# Written task
Copy nothing but the text: repeat each entry exactly and drop the images.

>> begin

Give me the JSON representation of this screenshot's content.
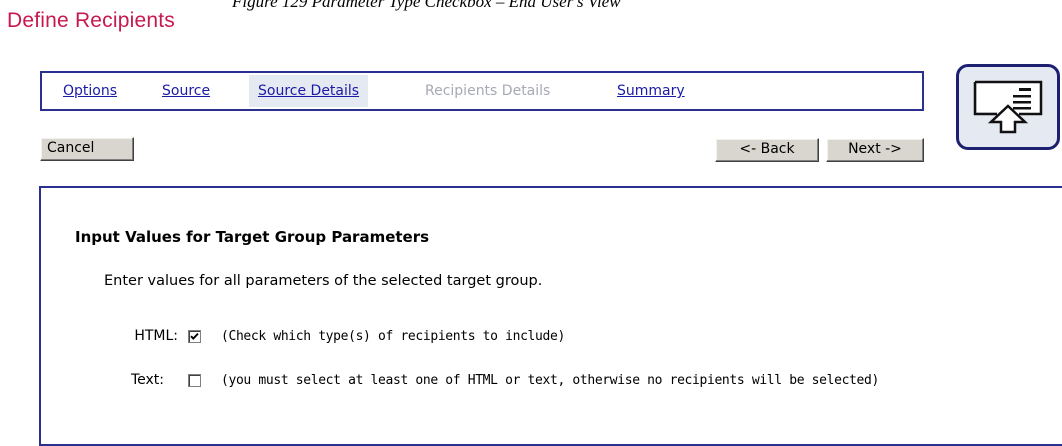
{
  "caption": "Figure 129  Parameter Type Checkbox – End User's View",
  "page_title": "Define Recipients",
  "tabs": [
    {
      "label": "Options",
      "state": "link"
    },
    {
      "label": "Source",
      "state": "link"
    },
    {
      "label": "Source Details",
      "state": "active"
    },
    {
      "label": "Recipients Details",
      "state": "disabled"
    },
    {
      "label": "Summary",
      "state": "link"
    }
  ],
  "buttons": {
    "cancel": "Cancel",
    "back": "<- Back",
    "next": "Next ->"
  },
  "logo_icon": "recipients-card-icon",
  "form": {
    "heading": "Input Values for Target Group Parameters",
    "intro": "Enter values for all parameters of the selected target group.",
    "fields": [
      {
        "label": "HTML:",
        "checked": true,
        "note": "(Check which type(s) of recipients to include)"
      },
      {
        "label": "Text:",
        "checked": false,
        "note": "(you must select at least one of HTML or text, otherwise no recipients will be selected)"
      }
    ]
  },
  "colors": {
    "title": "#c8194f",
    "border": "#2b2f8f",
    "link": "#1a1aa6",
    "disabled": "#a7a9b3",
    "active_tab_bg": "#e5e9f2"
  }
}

>> end

# Task solution
Give me the JSON representation of this screenshot's content.
{
  "caption": "Figure 129  Parameter Type Checkbox – End User's View",
  "page_title": "Define Recipients",
  "tabs": [
    {
      "label": "Options",
      "state": "link"
    },
    {
      "label": "Source",
      "state": "link"
    },
    {
      "label": "Source Details",
      "state": "active"
    },
    {
      "label": "Recipients Details",
      "state": "disabled"
    },
    {
      "label": "Summary",
      "state": "link"
    }
  ],
  "buttons": {
    "cancel": "Cancel",
    "back": "<- Back",
    "next": "Next ->"
  },
  "logo_icon": "recipients-card-icon",
  "form": {
    "heading": "Input Values for Target Group Parameters",
    "intro": "Enter values for all parameters of the selected target group.",
    "fields": [
      {
        "label": "HTML:",
        "checked": true,
        "note": "(Check which type(s) of recipients to include)"
      },
      {
        "label": "Text:",
        "checked": false,
        "note": "(you must select at least one of HTML or text, otherwise no recipients will be selected)"
      }
    ]
  },
  "colors": {
    "title": "#c8194f",
    "border": "#2b2f8f",
    "link": "#1a1aa6",
    "disabled": "#a7a9b3",
    "active_tab_bg": "#e5e9f2"
  }
}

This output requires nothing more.